**WRITTEN INSTRUCTION**
Extract every line where the string "soit" appears.

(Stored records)
--------------------
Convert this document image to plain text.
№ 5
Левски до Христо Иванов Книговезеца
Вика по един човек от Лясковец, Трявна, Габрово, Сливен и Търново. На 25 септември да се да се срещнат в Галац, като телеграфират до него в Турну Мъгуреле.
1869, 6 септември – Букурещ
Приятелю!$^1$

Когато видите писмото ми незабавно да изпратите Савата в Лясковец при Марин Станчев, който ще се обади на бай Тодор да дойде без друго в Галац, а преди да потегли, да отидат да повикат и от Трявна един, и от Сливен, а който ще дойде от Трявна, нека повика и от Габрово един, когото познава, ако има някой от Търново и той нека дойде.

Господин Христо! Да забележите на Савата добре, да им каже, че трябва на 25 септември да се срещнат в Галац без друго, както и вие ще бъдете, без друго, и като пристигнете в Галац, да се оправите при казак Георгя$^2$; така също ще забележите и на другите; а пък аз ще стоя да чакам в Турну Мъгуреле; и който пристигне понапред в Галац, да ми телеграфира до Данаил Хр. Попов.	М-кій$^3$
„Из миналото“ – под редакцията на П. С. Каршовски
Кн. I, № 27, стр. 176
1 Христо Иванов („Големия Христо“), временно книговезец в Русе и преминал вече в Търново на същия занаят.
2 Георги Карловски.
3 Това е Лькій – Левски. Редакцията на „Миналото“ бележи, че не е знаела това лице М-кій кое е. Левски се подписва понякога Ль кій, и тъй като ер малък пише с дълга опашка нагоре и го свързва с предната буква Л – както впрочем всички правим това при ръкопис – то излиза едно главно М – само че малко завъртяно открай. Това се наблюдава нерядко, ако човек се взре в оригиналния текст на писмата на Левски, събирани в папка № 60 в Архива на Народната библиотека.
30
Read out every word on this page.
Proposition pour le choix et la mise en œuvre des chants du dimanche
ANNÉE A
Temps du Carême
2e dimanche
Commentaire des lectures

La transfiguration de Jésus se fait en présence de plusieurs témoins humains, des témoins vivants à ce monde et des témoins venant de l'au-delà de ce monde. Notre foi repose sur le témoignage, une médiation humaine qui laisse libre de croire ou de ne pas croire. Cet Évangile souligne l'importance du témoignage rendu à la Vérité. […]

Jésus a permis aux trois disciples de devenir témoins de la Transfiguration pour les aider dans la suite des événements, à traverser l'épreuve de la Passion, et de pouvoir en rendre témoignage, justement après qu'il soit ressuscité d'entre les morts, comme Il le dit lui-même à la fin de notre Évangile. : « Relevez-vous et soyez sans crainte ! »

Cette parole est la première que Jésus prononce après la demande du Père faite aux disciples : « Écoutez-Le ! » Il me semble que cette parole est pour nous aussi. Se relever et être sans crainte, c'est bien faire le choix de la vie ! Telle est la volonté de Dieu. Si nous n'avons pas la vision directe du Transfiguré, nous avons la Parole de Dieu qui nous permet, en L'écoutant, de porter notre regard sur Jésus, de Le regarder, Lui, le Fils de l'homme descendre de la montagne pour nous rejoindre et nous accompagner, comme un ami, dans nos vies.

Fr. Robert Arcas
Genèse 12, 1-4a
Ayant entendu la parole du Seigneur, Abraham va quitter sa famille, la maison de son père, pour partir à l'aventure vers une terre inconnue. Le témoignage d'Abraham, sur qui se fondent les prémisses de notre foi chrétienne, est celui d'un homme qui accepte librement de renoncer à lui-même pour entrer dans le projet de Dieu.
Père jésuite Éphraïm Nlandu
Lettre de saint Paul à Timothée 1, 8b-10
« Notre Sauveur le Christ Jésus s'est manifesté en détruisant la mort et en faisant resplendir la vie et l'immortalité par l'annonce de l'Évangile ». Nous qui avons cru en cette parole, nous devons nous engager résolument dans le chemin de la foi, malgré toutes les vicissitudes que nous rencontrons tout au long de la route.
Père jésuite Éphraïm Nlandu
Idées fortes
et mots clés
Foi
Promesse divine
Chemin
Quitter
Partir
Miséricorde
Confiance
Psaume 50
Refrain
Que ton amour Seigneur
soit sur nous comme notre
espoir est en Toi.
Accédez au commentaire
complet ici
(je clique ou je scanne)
--------------------
**THE RESULT**
Jésus a permis aux trois disciples de devenir témoins de la Transfiguration pour les aider dans la suite des événements, à traverser l'épreuve de la Passion, et de pouvoir en rendre témoignage, justement après qu'il soit ressuscité d'entre les morts, comme Il le dit lui-même à la fin de notre Évangile. : « Relevez-vous et soyez sans crainte ! »
soit sur nous comme notre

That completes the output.